_Entries_
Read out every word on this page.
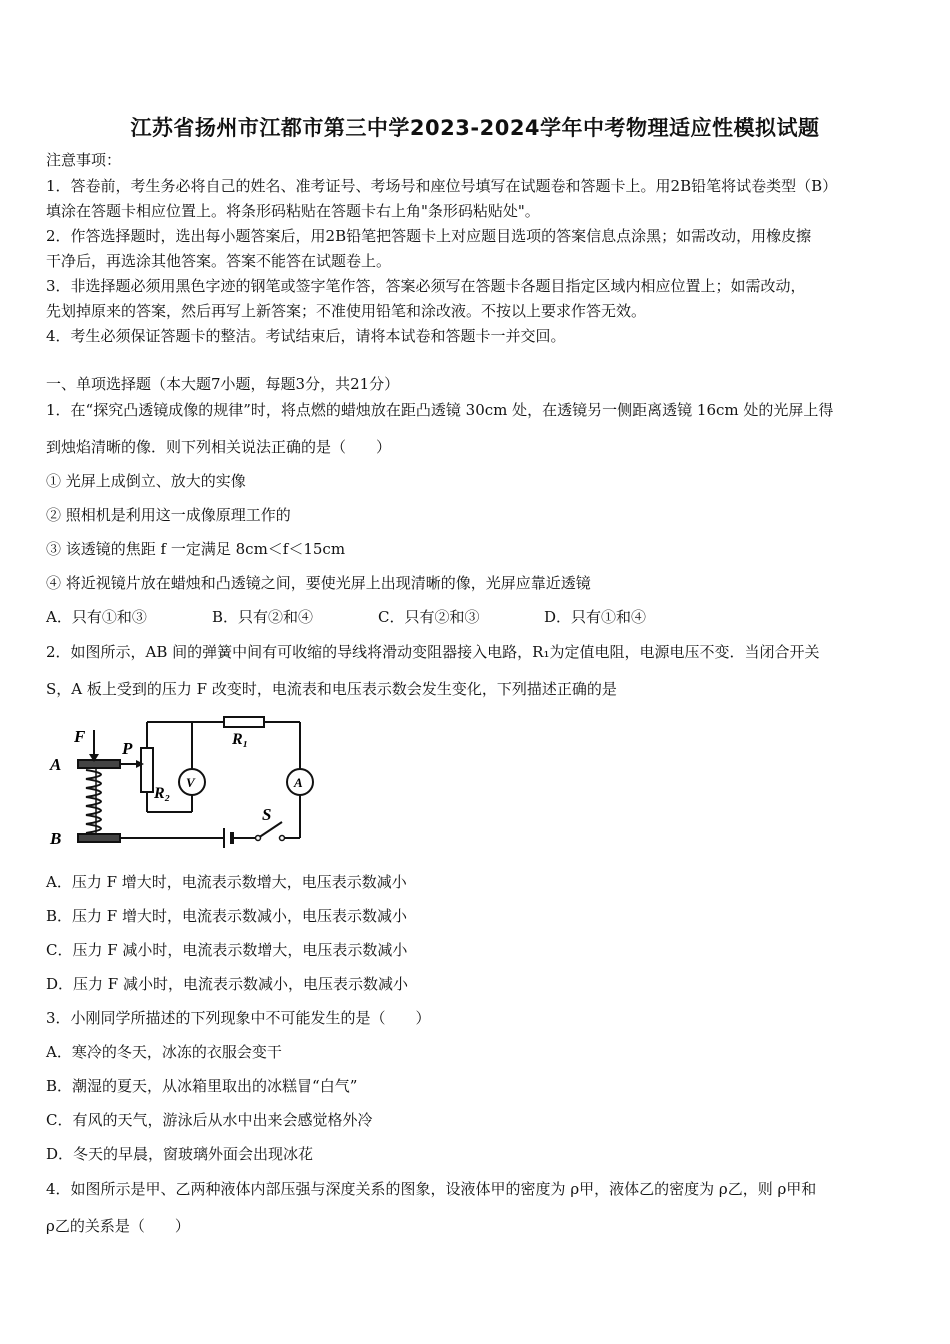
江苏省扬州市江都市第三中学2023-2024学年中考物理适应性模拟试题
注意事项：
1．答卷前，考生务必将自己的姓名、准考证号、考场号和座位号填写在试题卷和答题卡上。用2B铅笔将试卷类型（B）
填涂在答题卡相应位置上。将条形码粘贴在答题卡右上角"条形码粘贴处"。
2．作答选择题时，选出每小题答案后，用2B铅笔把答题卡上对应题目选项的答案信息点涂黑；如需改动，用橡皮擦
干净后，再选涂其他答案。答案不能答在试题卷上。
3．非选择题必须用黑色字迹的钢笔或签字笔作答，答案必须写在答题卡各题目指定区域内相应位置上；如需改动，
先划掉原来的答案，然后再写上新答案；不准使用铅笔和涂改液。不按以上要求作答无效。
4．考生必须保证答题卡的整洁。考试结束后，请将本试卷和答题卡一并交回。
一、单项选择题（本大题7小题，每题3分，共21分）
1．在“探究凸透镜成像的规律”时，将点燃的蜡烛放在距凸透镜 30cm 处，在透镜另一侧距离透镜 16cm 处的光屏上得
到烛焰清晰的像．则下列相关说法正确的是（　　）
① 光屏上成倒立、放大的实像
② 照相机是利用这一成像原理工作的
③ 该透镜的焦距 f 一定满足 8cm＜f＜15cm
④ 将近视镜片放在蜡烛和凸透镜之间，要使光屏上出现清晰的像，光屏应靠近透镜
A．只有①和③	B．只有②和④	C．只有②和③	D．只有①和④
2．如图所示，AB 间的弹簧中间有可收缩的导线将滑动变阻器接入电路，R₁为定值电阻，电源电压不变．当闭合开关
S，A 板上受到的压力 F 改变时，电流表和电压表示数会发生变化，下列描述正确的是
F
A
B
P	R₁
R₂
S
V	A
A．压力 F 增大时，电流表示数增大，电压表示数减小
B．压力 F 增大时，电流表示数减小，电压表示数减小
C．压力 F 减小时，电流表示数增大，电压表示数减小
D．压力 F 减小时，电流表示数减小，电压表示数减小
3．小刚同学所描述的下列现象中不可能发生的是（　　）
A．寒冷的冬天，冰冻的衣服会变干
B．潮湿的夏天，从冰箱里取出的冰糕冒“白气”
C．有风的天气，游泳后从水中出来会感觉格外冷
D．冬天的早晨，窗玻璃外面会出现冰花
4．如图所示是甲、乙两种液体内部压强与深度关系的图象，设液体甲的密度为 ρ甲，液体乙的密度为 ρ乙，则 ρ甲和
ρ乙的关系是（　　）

--

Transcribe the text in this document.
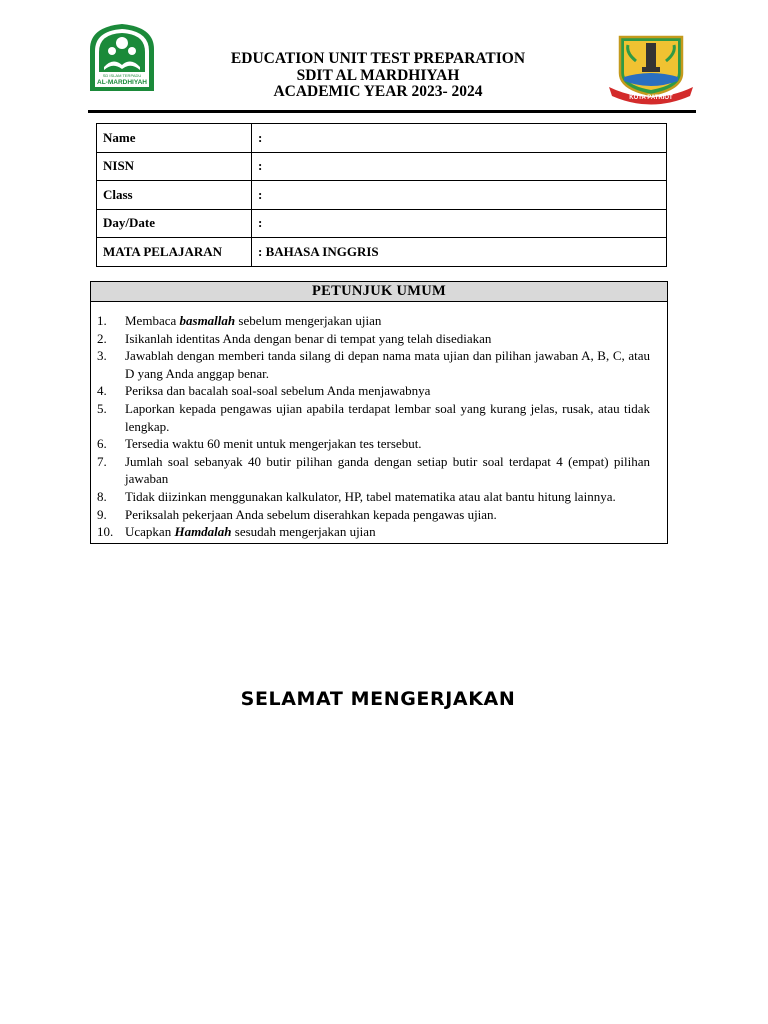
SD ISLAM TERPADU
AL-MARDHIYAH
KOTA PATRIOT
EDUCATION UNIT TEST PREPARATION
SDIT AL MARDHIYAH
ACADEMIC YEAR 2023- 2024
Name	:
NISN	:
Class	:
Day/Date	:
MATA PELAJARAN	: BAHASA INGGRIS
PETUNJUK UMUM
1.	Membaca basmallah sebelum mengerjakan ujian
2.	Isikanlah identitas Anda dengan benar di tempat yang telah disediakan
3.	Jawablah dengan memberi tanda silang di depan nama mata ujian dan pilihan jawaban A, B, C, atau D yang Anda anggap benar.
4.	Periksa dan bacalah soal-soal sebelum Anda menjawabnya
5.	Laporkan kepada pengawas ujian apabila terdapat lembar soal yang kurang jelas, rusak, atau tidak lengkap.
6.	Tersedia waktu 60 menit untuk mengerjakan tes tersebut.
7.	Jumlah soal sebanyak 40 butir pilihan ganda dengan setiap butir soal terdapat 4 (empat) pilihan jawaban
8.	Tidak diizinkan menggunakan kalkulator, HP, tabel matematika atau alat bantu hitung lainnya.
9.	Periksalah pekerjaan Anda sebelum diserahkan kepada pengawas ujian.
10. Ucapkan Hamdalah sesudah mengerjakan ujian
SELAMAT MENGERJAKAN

_Task prompt_
Which lines of the material contain the string "jawaban"? List each of them.

_Exercise output_
3.	Jawablah dengan memberi tanda silang di depan nama mata ujian dan pilihan jawaban A, B, C, atau D yang Anda anggap benar.
7.	Jumlah soal sebanyak 40 butir pilihan ganda dengan setiap butir soal terdapat 4 (empat) pilihan jawaban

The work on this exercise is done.